INSTRUCTIONS TO FOLLOW: Locate all lines in the data below that hold "content" and show them.

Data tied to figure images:
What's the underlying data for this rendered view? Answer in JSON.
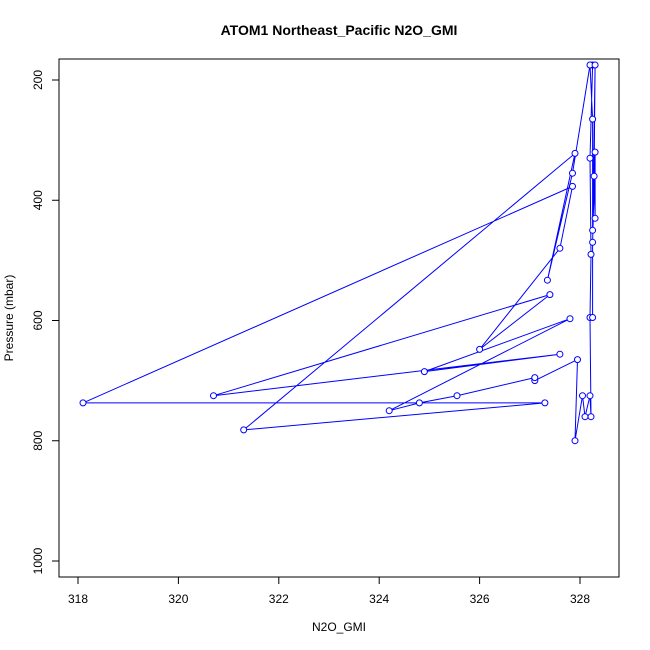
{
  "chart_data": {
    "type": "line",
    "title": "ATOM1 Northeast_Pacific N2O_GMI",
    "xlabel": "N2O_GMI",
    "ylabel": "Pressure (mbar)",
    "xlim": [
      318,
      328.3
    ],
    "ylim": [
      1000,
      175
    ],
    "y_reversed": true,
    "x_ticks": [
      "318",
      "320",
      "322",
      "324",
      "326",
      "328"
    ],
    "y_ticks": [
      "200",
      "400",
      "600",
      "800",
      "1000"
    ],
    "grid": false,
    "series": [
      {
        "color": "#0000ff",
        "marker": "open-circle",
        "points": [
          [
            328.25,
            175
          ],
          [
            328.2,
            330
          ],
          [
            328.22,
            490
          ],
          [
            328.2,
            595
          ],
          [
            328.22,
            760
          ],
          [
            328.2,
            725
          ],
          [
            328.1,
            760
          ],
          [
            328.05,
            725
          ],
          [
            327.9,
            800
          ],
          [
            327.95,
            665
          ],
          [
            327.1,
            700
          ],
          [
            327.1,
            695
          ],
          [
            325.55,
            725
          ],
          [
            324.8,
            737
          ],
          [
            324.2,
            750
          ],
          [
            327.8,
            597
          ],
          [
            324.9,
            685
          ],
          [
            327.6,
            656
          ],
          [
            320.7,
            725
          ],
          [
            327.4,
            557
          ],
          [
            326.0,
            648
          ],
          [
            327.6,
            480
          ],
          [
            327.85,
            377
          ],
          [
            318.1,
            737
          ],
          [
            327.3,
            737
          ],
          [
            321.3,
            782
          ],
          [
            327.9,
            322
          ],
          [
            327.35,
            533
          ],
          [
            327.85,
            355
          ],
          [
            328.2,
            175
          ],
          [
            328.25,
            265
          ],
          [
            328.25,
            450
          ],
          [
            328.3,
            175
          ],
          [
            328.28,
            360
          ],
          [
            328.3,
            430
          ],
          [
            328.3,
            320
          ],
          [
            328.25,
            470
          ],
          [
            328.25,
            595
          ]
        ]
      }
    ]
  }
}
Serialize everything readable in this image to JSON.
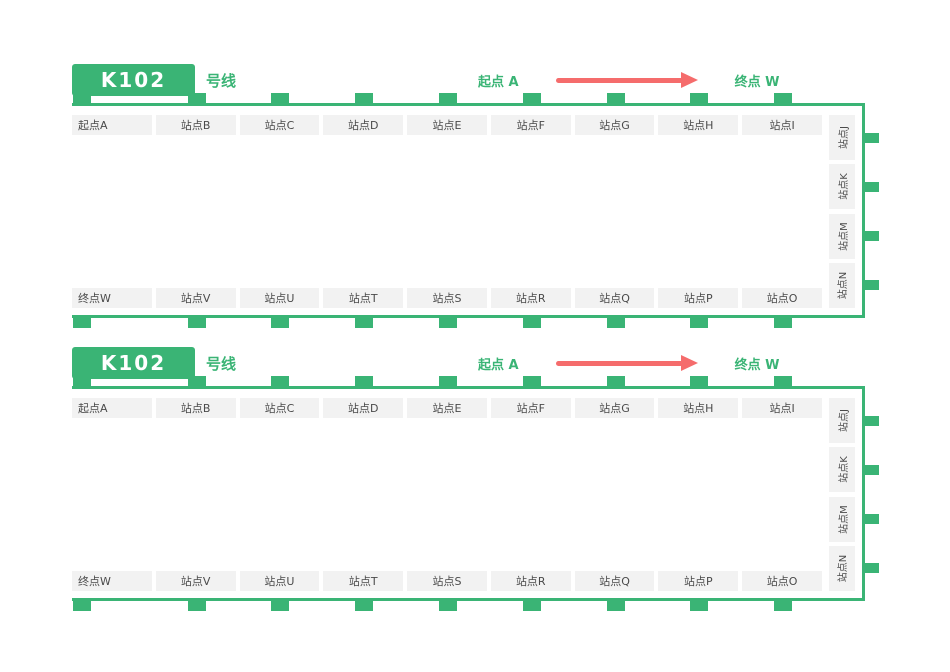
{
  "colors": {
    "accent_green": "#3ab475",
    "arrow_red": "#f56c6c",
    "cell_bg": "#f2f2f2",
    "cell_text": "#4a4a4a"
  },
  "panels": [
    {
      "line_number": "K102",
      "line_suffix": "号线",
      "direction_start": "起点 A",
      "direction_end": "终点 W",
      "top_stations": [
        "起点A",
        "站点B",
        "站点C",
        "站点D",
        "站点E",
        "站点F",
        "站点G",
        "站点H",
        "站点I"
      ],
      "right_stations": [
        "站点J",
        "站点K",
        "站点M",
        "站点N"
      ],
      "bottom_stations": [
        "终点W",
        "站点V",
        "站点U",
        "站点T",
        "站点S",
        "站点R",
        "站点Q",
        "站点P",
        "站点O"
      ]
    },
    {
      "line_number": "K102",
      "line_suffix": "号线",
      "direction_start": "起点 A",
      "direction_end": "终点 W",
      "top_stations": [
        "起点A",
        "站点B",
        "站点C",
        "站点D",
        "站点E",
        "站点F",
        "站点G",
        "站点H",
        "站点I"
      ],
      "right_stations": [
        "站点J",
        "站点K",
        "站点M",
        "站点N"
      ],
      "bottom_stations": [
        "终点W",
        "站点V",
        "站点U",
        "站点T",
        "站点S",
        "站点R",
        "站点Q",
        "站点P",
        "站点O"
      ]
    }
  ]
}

==

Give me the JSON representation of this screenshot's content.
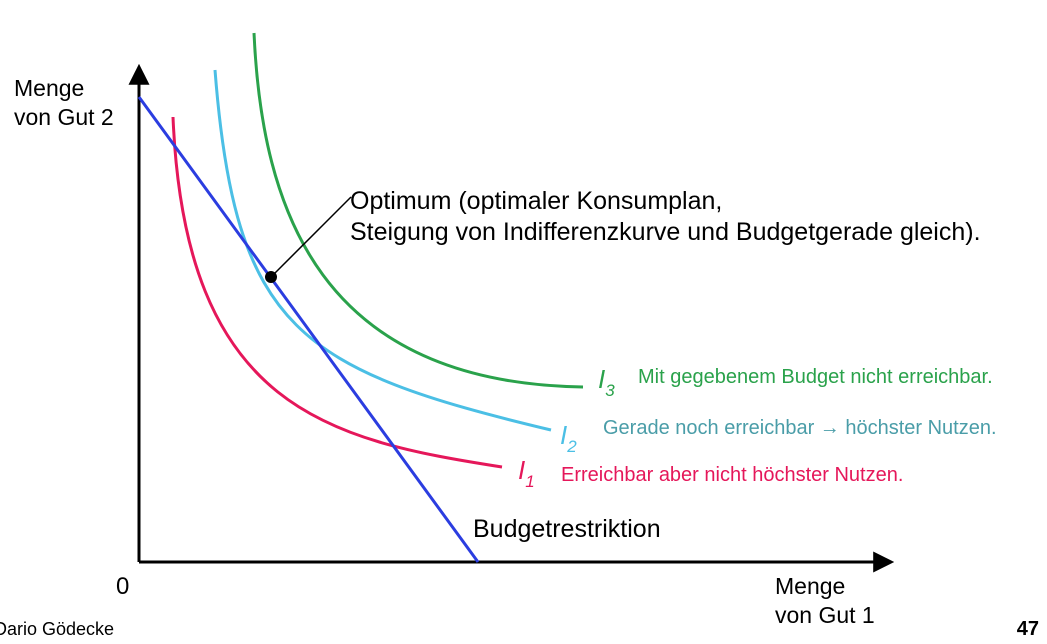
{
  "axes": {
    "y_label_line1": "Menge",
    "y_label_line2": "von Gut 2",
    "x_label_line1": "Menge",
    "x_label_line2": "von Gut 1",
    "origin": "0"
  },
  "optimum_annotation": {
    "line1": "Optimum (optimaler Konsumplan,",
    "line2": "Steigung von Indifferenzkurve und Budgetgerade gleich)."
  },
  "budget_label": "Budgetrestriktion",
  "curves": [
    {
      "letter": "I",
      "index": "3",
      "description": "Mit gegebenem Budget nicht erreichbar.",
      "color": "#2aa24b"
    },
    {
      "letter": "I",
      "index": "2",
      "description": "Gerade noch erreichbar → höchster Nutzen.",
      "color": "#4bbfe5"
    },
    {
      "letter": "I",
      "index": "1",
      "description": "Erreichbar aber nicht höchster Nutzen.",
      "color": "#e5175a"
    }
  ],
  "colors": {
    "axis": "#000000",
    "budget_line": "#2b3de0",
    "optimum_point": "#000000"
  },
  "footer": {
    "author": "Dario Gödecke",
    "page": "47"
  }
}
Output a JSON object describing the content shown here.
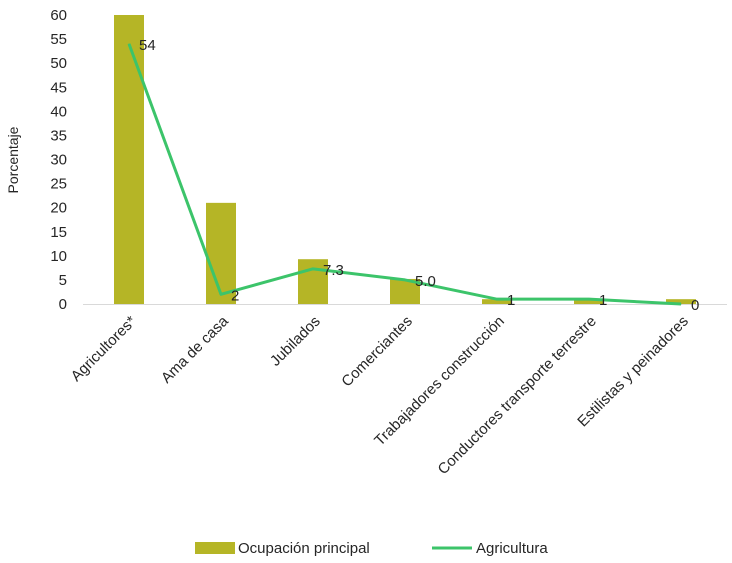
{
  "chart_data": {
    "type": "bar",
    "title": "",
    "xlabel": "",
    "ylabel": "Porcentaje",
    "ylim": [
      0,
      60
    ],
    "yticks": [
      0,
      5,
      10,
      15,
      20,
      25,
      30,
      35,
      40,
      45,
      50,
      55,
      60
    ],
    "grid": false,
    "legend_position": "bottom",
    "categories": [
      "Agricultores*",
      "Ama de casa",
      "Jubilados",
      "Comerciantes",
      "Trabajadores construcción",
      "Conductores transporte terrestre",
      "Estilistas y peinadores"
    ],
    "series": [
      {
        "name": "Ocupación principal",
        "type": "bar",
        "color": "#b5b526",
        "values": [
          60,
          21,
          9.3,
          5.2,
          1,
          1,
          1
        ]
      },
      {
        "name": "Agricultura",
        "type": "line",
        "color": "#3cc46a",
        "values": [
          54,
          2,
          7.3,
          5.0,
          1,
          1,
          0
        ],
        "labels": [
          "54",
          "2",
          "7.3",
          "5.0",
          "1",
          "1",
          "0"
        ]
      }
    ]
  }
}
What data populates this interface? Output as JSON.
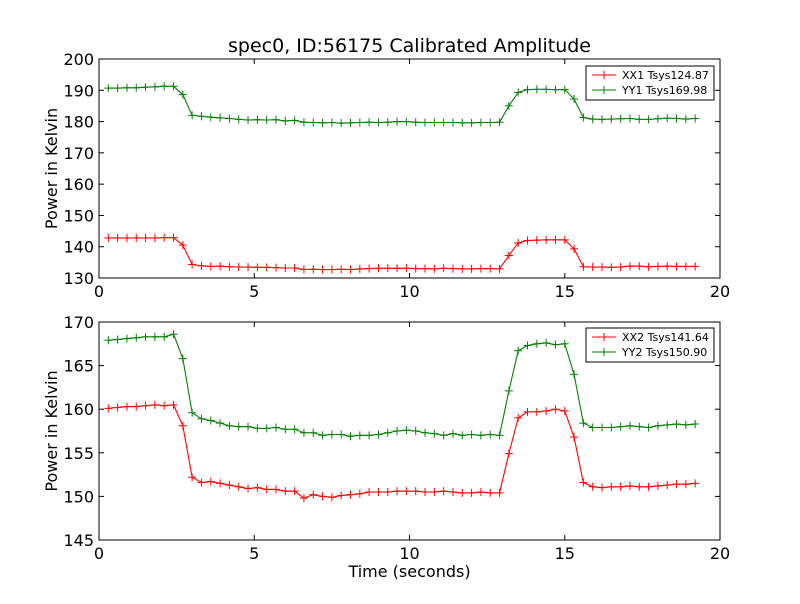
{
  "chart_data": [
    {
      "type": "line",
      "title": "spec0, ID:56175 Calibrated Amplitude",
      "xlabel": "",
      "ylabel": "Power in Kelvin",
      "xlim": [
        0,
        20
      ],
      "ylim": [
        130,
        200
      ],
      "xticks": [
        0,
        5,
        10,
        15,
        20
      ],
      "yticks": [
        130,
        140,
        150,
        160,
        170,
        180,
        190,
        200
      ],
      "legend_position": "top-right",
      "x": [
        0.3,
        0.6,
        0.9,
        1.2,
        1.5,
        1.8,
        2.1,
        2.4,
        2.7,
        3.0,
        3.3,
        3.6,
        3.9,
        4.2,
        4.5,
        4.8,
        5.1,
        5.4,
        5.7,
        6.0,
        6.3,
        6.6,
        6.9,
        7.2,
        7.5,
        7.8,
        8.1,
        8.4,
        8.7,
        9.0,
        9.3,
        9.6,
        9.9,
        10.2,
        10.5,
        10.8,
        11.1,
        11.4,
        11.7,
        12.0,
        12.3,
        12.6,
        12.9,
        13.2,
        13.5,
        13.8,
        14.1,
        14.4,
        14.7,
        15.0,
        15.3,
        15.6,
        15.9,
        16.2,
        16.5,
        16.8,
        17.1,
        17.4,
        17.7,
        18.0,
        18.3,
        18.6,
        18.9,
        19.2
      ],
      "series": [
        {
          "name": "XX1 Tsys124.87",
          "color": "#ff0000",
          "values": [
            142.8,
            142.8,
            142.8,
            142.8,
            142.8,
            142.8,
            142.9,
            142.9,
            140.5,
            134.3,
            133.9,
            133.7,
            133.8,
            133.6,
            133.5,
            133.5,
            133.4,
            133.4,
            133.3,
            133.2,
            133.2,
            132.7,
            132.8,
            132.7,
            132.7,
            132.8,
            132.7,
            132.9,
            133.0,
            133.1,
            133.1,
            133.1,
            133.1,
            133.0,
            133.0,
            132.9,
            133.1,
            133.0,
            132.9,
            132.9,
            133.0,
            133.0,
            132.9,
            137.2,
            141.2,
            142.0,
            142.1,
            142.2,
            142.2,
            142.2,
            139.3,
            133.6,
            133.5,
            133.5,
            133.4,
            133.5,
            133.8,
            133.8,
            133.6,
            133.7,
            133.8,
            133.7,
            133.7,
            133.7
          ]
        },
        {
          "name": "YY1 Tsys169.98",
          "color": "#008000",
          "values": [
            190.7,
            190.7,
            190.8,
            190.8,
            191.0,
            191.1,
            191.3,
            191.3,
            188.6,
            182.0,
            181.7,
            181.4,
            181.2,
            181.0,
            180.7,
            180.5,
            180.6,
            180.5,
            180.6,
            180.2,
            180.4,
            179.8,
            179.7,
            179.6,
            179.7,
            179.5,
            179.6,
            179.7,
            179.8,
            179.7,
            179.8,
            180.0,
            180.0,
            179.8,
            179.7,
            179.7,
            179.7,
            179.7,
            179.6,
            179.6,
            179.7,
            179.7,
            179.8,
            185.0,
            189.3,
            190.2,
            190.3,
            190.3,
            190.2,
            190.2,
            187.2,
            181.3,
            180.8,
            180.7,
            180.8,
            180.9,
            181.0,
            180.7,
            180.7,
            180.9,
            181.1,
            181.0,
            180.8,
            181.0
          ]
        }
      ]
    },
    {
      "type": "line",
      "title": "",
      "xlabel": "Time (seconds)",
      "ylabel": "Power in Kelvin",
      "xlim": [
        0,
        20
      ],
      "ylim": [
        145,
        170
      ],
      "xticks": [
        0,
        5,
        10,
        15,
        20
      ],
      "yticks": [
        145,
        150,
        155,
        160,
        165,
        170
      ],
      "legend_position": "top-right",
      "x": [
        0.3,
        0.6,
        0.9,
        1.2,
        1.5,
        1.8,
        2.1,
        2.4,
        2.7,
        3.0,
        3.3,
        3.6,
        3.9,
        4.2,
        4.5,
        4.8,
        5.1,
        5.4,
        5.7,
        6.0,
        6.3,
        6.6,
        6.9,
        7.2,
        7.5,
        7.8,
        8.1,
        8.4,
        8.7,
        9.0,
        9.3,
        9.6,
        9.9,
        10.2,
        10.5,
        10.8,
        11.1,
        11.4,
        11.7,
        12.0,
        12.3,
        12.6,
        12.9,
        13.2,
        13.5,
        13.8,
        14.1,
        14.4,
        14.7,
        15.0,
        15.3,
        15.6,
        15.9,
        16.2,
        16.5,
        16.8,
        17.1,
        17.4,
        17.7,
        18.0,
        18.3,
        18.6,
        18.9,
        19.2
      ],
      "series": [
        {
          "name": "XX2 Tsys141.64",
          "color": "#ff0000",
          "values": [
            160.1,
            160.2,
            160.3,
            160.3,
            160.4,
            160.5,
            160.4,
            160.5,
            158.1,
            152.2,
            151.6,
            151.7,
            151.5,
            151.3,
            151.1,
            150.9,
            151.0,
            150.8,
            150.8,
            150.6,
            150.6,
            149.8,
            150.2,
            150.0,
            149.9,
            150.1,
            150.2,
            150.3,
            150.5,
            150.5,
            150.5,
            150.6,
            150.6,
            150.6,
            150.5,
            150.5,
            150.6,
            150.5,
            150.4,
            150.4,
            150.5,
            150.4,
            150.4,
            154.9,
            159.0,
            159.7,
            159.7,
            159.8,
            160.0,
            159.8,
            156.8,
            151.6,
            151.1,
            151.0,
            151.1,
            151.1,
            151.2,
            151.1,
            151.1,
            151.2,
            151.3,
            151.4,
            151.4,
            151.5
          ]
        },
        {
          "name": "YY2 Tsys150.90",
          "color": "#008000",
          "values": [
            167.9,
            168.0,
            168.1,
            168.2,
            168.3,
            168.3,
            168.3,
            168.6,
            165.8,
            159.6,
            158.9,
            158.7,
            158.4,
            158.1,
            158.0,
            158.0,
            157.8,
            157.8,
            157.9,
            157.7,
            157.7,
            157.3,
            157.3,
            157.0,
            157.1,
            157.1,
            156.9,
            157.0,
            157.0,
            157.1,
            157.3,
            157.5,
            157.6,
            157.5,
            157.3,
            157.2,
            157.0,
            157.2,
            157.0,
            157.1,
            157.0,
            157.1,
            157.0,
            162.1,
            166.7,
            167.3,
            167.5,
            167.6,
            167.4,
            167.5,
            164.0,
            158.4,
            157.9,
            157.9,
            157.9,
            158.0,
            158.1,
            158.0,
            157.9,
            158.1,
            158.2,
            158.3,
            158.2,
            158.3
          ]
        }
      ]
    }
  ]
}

COMPLETE RESPONSE:
Give me the JSON representation of this screenshot's content.
Output a JSON object describing the content shown here.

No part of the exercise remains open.